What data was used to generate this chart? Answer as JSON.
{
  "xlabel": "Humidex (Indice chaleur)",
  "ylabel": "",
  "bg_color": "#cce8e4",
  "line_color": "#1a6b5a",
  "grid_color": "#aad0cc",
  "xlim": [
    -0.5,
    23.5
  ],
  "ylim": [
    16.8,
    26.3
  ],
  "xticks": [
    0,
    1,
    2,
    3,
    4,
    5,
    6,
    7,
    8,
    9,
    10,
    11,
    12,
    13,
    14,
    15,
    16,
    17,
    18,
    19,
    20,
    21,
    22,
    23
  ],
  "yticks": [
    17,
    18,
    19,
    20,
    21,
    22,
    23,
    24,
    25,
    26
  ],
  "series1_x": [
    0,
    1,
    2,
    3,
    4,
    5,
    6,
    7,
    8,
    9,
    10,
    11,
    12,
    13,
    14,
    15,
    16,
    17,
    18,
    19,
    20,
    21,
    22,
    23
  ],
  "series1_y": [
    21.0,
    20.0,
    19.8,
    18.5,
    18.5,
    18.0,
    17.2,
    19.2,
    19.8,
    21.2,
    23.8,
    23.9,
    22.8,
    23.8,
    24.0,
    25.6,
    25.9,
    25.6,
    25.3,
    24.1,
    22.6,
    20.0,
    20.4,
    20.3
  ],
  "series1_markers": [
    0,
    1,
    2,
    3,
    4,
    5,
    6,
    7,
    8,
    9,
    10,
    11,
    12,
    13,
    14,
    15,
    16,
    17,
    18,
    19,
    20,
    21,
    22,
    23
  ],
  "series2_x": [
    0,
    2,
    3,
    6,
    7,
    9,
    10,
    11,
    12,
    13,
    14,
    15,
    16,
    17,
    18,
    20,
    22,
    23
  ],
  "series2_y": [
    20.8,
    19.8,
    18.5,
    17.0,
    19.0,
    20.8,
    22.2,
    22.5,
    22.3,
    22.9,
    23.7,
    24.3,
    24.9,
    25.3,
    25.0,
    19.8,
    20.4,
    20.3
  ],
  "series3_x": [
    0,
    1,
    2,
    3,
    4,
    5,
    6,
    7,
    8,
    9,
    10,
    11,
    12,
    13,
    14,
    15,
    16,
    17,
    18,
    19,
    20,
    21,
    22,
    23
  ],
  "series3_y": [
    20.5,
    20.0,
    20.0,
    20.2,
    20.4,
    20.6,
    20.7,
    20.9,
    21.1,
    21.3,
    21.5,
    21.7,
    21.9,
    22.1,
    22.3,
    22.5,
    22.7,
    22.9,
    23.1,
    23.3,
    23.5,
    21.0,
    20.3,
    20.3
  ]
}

- YOUR OBJECTIVE -
Every record above must be duplicated exactly.

- FULL ANSWER -
What data was used to generate this chart? Answer as JSON.
{
  "xlabel": "Humidex (Indice chaleur)",
  "ylabel": "",
  "bg_color": "#cce8e4",
  "line_color": "#1a6b5a",
  "grid_color": "#aad0cc",
  "xlim": [
    -0.5,
    23.5
  ],
  "ylim": [
    16.8,
    26.3
  ],
  "xticks": [
    0,
    1,
    2,
    3,
    4,
    5,
    6,
    7,
    8,
    9,
    10,
    11,
    12,
    13,
    14,
    15,
    16,
    17,
    18,
    19,
    20,
    21,
    22,
    23
  ],
  "yticks": [
    17,
    18,
    19,
    20,
    21,
    22,
    23,
    24,
    25,
    26
  ],
  "series1_x": [
    0,
    1,
    2,
    3,
    4,
    5,
    6,
    7,
    8,
    9,
    10,
    11,
    12,
    13,
    14,
    15,
    16,
    17,
    18,
    19,
    20,
    21,
    22,
    23
  ],
  "series1_y": [
    21.0,
    20.0,
    19.8,
    18.5,
    18.5,
    18.0,
    17.2,
    19.2,
    19.8,
    21.2,
    23.8,
    23.9,
    22.8,
    23.8,
    24.0,
    25.6,
    25.9,
    25.6,
    25.3,
    24.1,
    22.6,
    20.0,
    20.4,
    20.3
  ],
  "series1_markers": [
    0,
    1,
    2,
    3,
    4,
    5,
    6,
    7,
    8,
    9,
    10,
    11,
    12,
    13,
    14,
    15,
    16,
    17,
    18,
    19,
    20,
    21,
    22,
    23
  ],
  "series2_x": [
    0,
    2,
    3,
    6,
    7,
    9,
    10,
    11,
    12,
    13,
    14,
    15,
    16,
    17,
    18,
    20,
    22,
    23
  ],
  "series2_y": [
    20.8,
    19.8,
    18.5,
    17.0,
    19.0,
    20.8,
    22.2,
    22.5,
    22.3,
    22.9,
    23.7,
    24.3,
    24.9,
    25.3,
    25.0,
    19.8,
    20.4,
    20.3
  ],
  "series3_x": [
    0,
    1,
    2,
    3,
    4,
    5,
    6,
    7,
    8,
    9,
    10,
    11,
    12,
    13,
    14,
    15,
    16,
    17,
    18,
    19,
    20,
    21,
    22,
    23
  ],
  "series3_y": [
    20.5,
    20.0,
    20.0,
    20.2,
    20.4,
    20.6,
    20.7,
    20.9,
    21.1,
    21.3,
    21.5,
    21.7,
    21.9,
    22.1,
    22.3,
    22.5,
    22.7,
    22.9,
    23.1,
    23.3,
    23.5,
    21.0,
    20.3,
    20.3
  ]
}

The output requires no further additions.